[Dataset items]
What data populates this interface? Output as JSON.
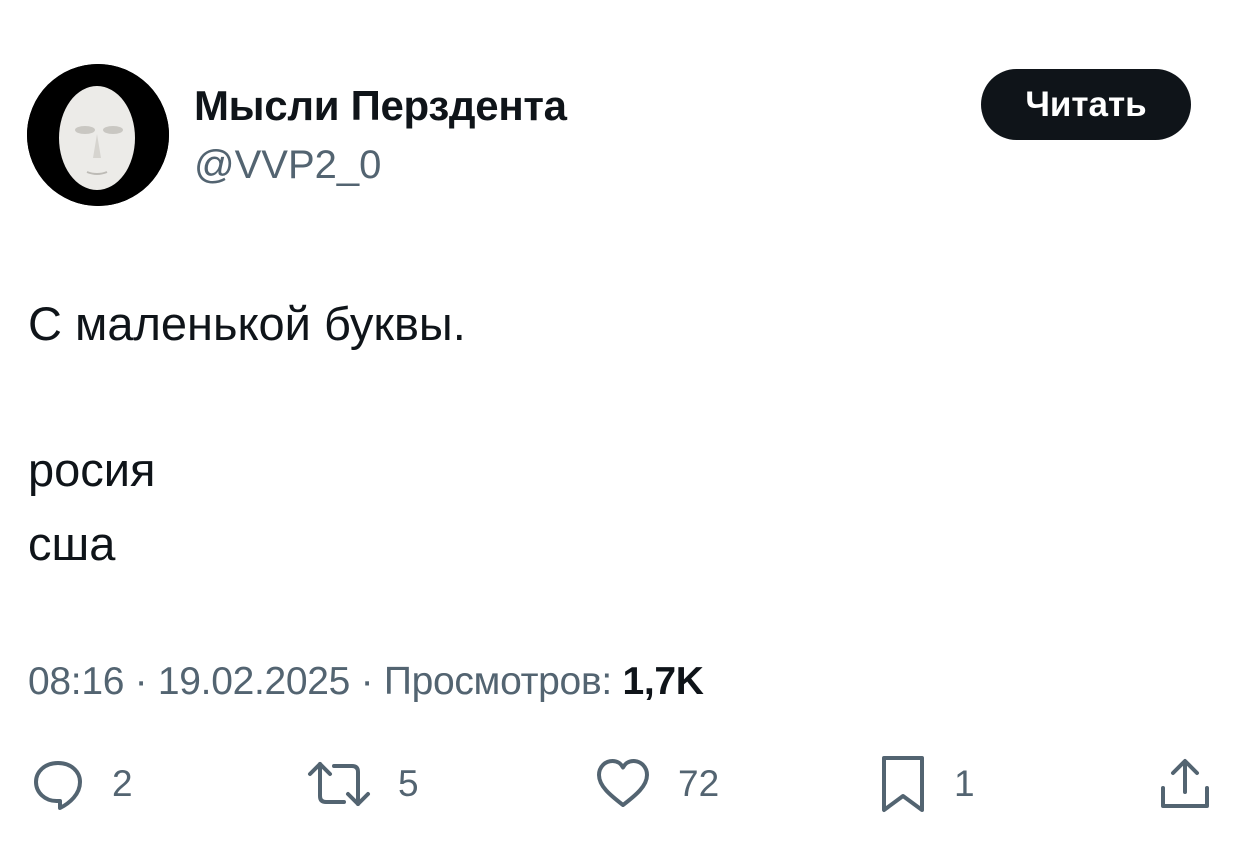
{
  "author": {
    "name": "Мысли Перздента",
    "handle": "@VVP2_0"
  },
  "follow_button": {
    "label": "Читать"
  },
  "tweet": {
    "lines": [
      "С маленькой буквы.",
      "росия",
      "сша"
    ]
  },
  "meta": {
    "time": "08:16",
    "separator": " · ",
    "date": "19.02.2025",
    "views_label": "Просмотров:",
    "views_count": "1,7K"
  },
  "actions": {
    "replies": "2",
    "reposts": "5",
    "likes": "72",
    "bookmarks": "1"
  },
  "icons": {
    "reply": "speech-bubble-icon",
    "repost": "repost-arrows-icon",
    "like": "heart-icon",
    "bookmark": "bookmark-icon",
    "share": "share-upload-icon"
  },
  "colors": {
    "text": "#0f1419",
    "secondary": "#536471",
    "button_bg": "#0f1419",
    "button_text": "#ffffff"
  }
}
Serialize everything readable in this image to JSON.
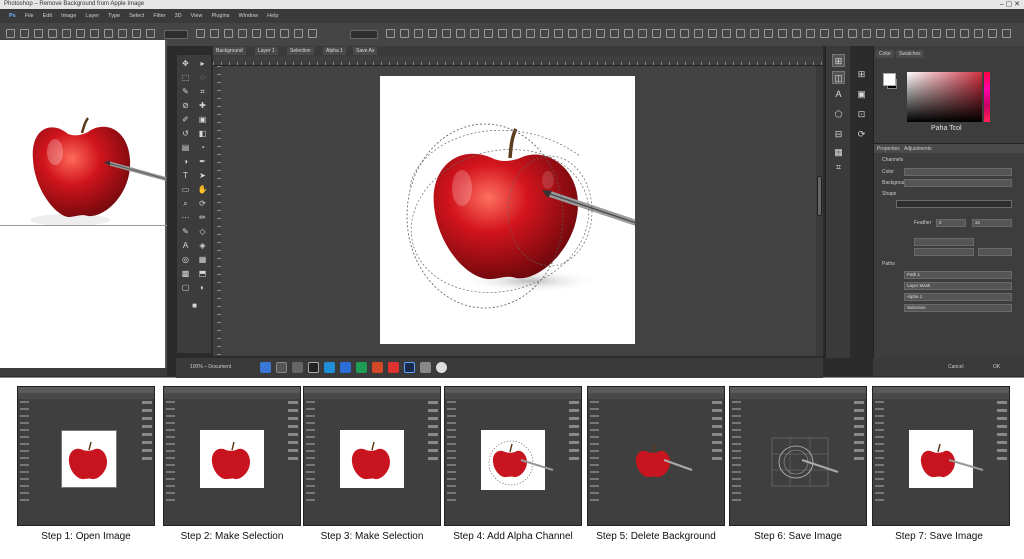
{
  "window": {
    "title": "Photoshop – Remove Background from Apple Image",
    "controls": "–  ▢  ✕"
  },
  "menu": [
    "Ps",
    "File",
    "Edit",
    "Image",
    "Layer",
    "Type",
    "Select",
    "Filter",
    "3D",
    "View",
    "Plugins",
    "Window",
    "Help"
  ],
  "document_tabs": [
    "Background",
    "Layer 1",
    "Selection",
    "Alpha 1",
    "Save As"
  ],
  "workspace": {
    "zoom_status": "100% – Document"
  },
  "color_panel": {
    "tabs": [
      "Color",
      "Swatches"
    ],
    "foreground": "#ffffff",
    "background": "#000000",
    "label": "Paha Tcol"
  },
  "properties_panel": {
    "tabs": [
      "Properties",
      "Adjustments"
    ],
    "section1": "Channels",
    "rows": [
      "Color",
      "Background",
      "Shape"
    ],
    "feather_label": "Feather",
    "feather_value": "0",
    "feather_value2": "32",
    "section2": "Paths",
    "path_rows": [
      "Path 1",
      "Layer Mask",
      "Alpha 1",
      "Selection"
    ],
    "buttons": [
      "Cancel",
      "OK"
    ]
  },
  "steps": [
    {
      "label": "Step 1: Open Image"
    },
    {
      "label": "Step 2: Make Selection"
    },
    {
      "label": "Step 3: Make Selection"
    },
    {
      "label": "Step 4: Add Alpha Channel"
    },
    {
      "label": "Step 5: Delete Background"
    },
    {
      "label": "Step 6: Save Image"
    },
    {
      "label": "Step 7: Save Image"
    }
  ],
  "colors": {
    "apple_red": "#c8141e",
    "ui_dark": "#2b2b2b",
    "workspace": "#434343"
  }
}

● EXERCISE DESCRIPTION: Omitting all images, retype each line of the records precisely.

● ANSWER:
What data populates this interface? Output as JSON.
{
  "author": {
    "name": "Мысли Перздента",
    "handle": "@VVP2_0"
  },
  "follow_button": {
    "label": "Читать"
  },
  "tweet": {
    "lines": [
      "С маленькой буквы.",
      "росия",
      "сша"
    ]
  },
  "meta": {
    "time": "08:16",
    "separator": " · ",
    "date": "19.02.2025",
    "views_label": "Просмотров:",
    "views_count": "1,7K"
  },
  "actions": {
    "replies": "2",
    "reposts": "5",
    "likes": "72",
    "bookmarks": "1"
  },
  "icons": {
    "reply": "speech-bubble-icon",
    "repost": "repost-arrows-icon",
    "like": "heart-icon",
    "bookmark": "bookmark-icon",
    "share": "share-upload-icon"
  },
  "colors": {
    "text": "#0f1419",
    "secondary": "#536471",
    "button_bg": "#0f1419",
    "button_text": "#ffffff"
  }
}
Serialize everything readable in this image to JSON.
{
  "window": {
    "title": "Photoshop – Remove Background from Apple Image",
    "controls": "–  ▢  ✕"
  },
  "menu": [
    "Ps",
    "File",
    "Edit",
    "Image",
    "Layer",
    "Type",
    "Select",
    "Filter",
    "3D",
    "View",
    "Plugins",
    "Window",
    "Help"
  ],
  "document_tabs": [
    "Background",
    "Layer 1",
    "Selection",
    "Alpha 1",
    "Save As"
  ],
  "workspace": {
    "zoom_status": "100% – Document"
  },
  "color_panel": {
    "tabs": [
      "Color",
      "Swatches"
    ],
    "foreground": "#ffffff",
    "background": "#000000",
    "label": "Paha Tcol"
  },
  "properties_panel": {
    "tabs": [
      "Properties",
      "Adjustments"
    ],
    "section1": "Channels",
    "rows": [
      "Color",
      "Background",
      "Shape"
    ],
    "feather_label": "Feather",
    "feather_value": "0",
    "feather_value2": "32",
    "section2": "Paths",
    "path_rows": [
      "Path 1",
      "Layer Mask",
      "Alpha 1",
      "Selection"
    ],
    "buttons": [
      "Cancel",
      "OK"
    ]
  },
  "steps": [
    {
      "label": "Step 1: Open Image"
    },
    {
      "label": "Step 2: Make Selection"
    },
    {
      "label": "Step 3: Make Selection"
    },
    {
      "label": "Step 4: Add Alpha Channel"
    },
    {
      "label": "Step 5: Delete Background"
    },
    {
      "label": "Step 6: Save Image"
    },
    {
      "label": "Step 7: Save Image"
    }
  ],
  "colors": {
    "apple_red": "#c8141e",
    "ui_dark": "#2b2b2b",
    "workspace": "#434343"
  }
}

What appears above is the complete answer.